### CONSIGNE
Selon le texte sur la grève de Gate Gourmet, combien de grévistes ont été licenciés par l'accord signé le 30 mai ?
─── TEXTE
Fin de la Grève Gate Gourmet dans la douleur

Vendredi 30 mai dernier, la grève de Gate Gourmet à l’Aéroport de Cointrin prenait fin de manière terrible. Après des mois de lutte difficile, parfois désespérante, mais sans conteste courageuse, le licenciement de 13 grévistes a été officialisé via la signature d’un accord entre le comité central du Syndicat des services publics (SSP), Gate Gourmet et le Conseiller d’Etat PLR Pierre Maudet. Cet accord, qui entérine une défaite sur tous les points pour le syndicat, a été signé contre l’avis de la section genevoise du SSP qui l’a dénoncé par un communiqué de presse incendiaire. Autre réaction à cette annonce, le combatif Yves Mugny a donné sa démission, sans doute pour marquer son profond désaccord face à cette décision. La situation actuelle au SSP pose de manière claire l’opposition de fond entre une vision de syndicalisme militant et combatif et celle d’une organisation bureaucratique dirigée depuis la centrale. Entretien avec David Andenmatten ancien président du SSP Genève.

Un communiqué de presse du SSP Genève est sorti aujourd’hui, dénonçant l’accord signé entre Gate Gourmet et le comité central du SSP? Pourquoi cette position et que s’est-il passé?
──────
─── EXTRAIT DES DONNÉES
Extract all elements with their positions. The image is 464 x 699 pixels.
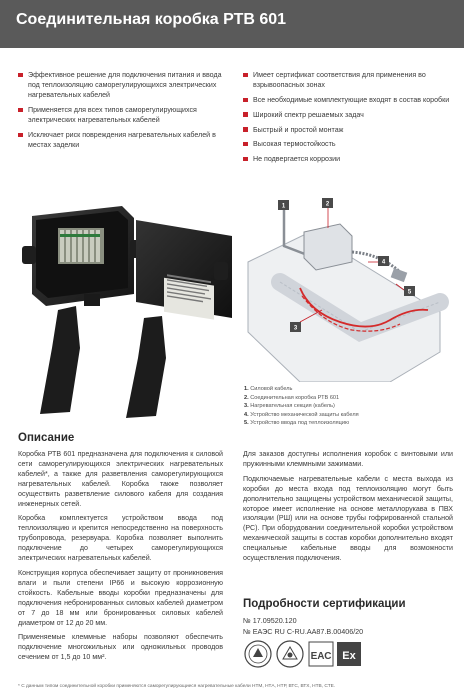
bullet-square-icon bbox=[18, 108, 23, 113]
callout-3: 3 bbox=[293, 325, 298, 332]
bullet-square-icon bbox=[243, 112, 248, 117]
features-left-list bbox=[18, 70, 226, 155]
ex-mark-label: Ex bbox=[342, 650, 356, 662]
bullet-square-icon bbox=[243, 73, 248, 78]
callout-1: 1 bbox=[281, 203, 286, 210]
callout-4: 4 bbox=[381, 259, 386, 266]
certification-seal-icon bbox=[245, 641, 271, 667]
feature-item: Имеет сертификат соответствия для применения во взрывоопасных зонах bbox=[243, 70, 453, 90]
header-bar bbox=[0, 0, 464, 48]
callout-2: 2 bbox=[325, 201, 330, 208]
installation-diagram bbox=[240, 192, 462, 382]
legend-item: 5. Устройство ввода под теплоизоляцию bbox=[244, 420, 350, 427]
certification-marks bbox=[243, 639, 363, 669]
bullet-square-icon bbox=[243, 127, 248, 132]
legend-item: 1. Силовой кабель bbox=[244, 386, 293, 392]
bullet-square-icon bbox=[18, 133, 23, 138]
feature-item: Эффективное решение для подключения питания и ввода под теплоизоляцию саморегулирующихся электрических нагревательных кабелей bbox=[18, 70, 226, 101]
legend-item: 2. Соединительная коробка РТВ 601 bbox=[244, 394, 340, 401]
callout-5: 5 bbox=[407, 289, 412, 296]
description-paragraph: Для заказов доступны исполнения коробок с винтовыми или пружинными клеммными зажимами. bbox=[243, 450, 453, 468]
description-paragraph: Применяемые клеммные наборы позволяют обеспечить подключение многожильных или одножильных проводов сечением от 1,5 до 10 мм². bbox=[18, 633, 223, 662]
bullet-square-icon bbox=[243, 142, 248, 147]
feature-item: Высокая термостойкость bbox=[243, 139, 453, 149]
bullet-square-icon bbox=[243, 98, 248, 103]
description-paragraph: Конструкция корпуса обеспечивает защиту от проникновения влаги и пыли степени IP66 и высокую коррозионную стойкость. Кабельные вводы коробки предназначены для подключения небронированных силовых кабелей диаметром от 7 до 18 мм или бронированных силовых кабелей диаметром от 12 до 20 мм. bbox=[18, 568, 223, 627]
page-title: Соединительная коробка РТВ 601 bbox=[16, 11, 287, 28]
features-right-list bbox=[243, 70, 453, 169]
bullet-square-icon bbox=[18, 73, 23, 78]
diagram-legend bbox=[244, 385, 454, 428]
description-right-column bbox=[243, 450, 453, 569]
certificate-number: № 17.09520.120 bbox=[243, 616, 297, 625]
description-paragraph: Коробка РТВ 601 предназначена для подключения к силовой сети саморегулирующихся электрических нагревательных кабелей*, а также для разветвления саморегулирующихся нагревательных кабелей. Коробка также позволяет осуществить разветвление силового кабеля для создания инженерных сетей. bbox=[18, 450, 223, 508]
feature-item: Исключает риск повреждения нагревательных кабелей в местах заделки bbox=[18, 130, 226, 150]
legend-item: 3. Нагревательная секция (кабель) bbox=[244, 403, 335, 410]
feature-item: Все необходимые комплектующие входят в состав коробки bbox=[243, 95, 453, 105]
legend-item: 4. Устройство механической защиты кабеля bbox=[244, 411, 359, 418]
bullet-square-icon bbox=[243, 157, 248, 162]
junction-box-photo bbox=[14, 198, 242, 420]
certification-heading: Подробности сертификации bbox=[243, 598, 406, 610]
description-left-column bbox=[18, 450, 223, 668]
eaes-number: № ЕАЭС RU C-RU.АА87.В.00406/20 bbox=[243, 627, 364, 636]
eac-mark-label: ЕАС bbox=[310, 651, 332, 662]
footnote: * С данным типом соединительной коробки применяются саморегулирующиеся нагревательные кабели НТМ, НТА, НТР, ВТС, ВТХ, НТВ, СТЕ. bbox=[18, 684, 336, 689]
feature-item: Не подвергается коррозии bbox=[243, 154, 453, 164]
description-paragraph: Коробка комплектуется устройством ввода под теплоизоляцию и крепится непосредственно на поверхность трубопровода, резервуара. Коробка позволяет выполнить подключение до четырех саморегулирующихся электрических нагревательных кабелей. bbox=[18, 514, 223, 563]
rosstandart-icon bbox=[277, 641, 303, 667]
feature-item: Широкий спектр решаемых задач bbox=[243, 110, 453, 120]
feature-item: Быстрый и простой монтаж bbox=[243, 125, 453, 135]
description-heading: Описание bbox=[18, 432, 75, 444]
feature-item: Применяется для всех типов саморегулирующихся электрических нагревательных кабелей bbox=[18, 105, 226, 125]
description-paragraph: Подключаемые нагревательные кабели с места выхода из коробки до места входа под теплоизоляцию могут быть дополнительно защищены устройством механической защиты, которое имеет исполнение на основе металлорукава в ПВХ изоляции (РШ) или на основе трубы гофрированной стальной (РС). При оборудовании соединительной коробки устройством механической защиты в состав коробки дополнительно входят специальные кабельные вводы для возможности осуществления подключения. bbox=[243, 474, 453, 563]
──────
### SOLUTION PROPOSÉE
L'accord a officialisé le licenciement de 13 grévistes.